#### WHAT THE TASK REQUIRES:
In the listing below, locate the lines bearing the word "content". Copy every one of them.

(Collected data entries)

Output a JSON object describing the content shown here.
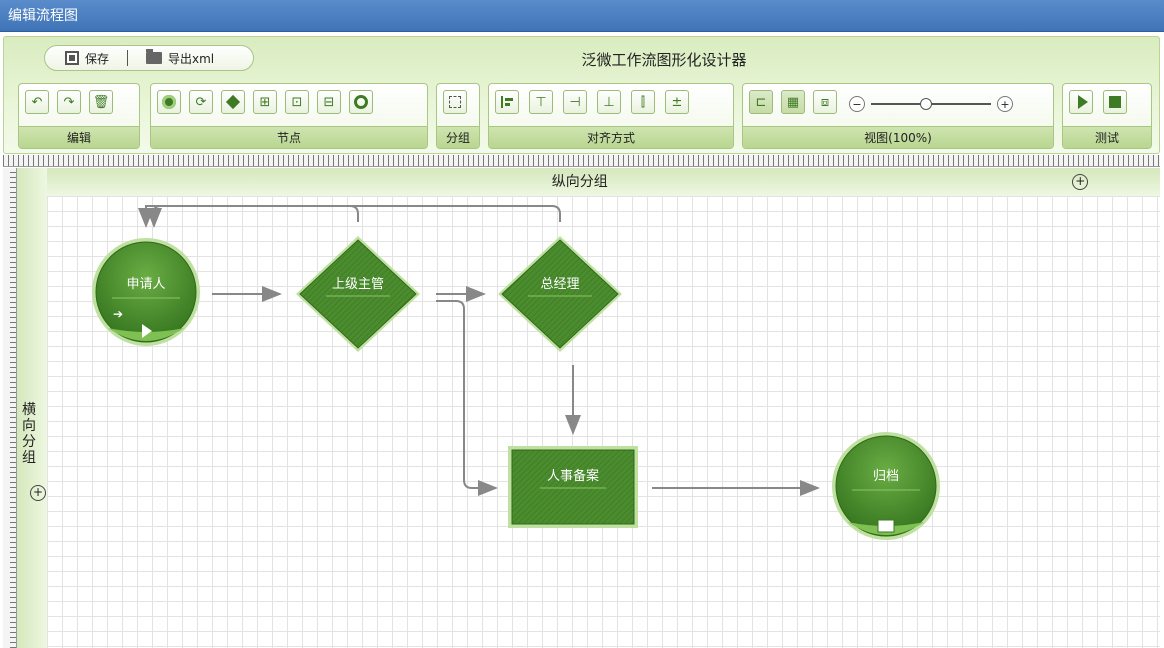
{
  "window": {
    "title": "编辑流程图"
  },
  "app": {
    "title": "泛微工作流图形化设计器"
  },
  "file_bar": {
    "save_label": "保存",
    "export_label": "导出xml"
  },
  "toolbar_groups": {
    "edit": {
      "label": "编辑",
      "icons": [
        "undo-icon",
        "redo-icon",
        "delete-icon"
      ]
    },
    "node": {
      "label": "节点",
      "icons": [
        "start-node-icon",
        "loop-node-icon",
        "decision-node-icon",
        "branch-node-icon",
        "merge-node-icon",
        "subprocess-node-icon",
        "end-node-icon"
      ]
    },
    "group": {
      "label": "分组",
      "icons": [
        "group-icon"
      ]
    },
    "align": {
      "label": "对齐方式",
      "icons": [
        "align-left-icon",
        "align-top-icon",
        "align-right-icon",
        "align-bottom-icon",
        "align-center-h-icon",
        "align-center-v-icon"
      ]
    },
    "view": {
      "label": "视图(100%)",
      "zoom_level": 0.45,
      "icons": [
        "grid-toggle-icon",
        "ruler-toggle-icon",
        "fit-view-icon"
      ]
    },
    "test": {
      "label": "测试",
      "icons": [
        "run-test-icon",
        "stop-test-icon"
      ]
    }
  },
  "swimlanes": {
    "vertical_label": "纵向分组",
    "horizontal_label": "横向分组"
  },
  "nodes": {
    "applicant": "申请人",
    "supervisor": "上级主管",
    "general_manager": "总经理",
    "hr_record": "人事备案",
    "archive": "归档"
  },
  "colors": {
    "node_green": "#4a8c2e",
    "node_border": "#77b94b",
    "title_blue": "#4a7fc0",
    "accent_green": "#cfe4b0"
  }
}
---
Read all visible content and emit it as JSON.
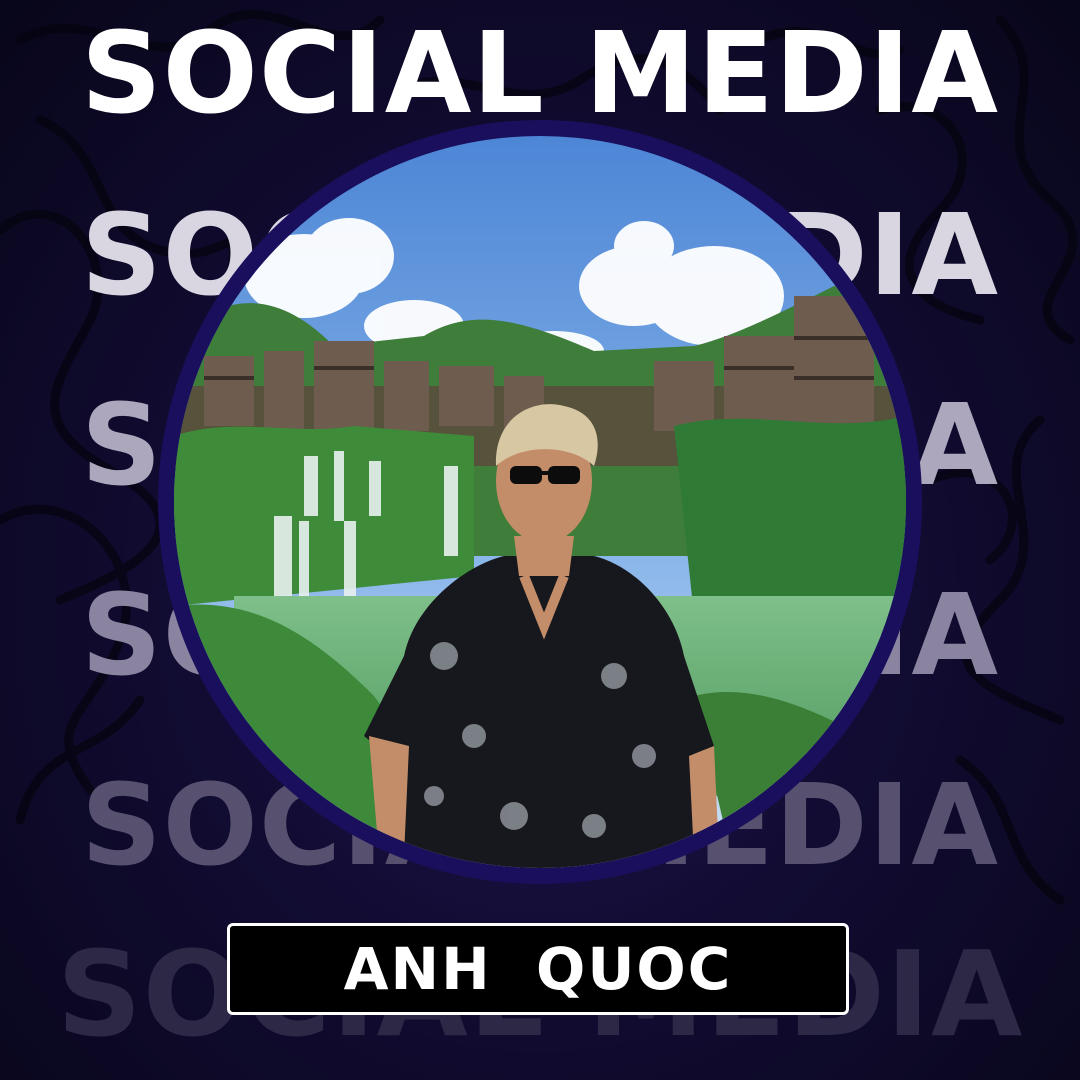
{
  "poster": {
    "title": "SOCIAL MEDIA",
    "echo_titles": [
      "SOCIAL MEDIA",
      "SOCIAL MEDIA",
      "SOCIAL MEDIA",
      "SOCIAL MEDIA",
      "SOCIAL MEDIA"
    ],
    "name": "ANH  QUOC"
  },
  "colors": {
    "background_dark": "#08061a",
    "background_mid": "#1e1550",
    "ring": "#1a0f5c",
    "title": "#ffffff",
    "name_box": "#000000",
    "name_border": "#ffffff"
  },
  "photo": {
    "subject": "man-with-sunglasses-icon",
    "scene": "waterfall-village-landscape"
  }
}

#### SOLUTION FOR THIS EXERCISE:
Output a JSON object describing the content shown here.
Read all visible content and emit it as JSON.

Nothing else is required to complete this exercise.